### ENTRIES SHOWN
::::::::
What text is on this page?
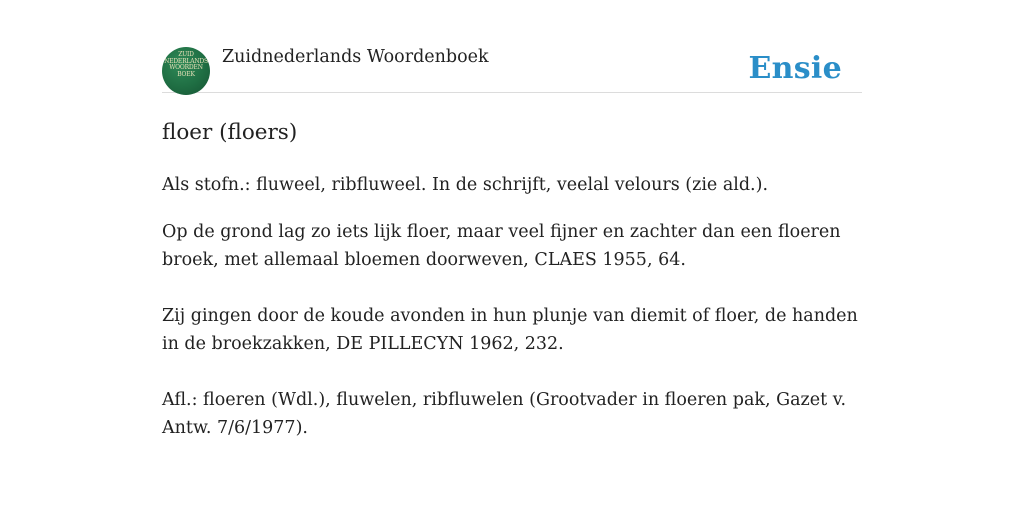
ZUID
NEDERLANDS
WOORDEN
BOEK
Zuidnederlands Woordenboek	Ensie
floer (floers)

Als stofn.: fluweel, ribfluweel. In de schrijft, veelal velours (zie ald.).

Op de grond lag zo iets lijk floer, maar veel fijner en zachter dan een floeren broek, met allemaal bloemen doorweven, CLAES 1955, 64.

Zij gingen door de koude avonden in hun plunje van diemit of floer, de handen in de broekzakken, DE PILLECYN 1962, 232.

Afl.: floeren (Wdl.), fluwelen, ribfluwelen (Grootvader in floeren pak, Gazet v. Antw. 7/6/1977).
::::::::
### REQUIREMENTS
Tally the lines of the records holding the word "floeren", then give only the resulting number.

### TASK ANSWER
2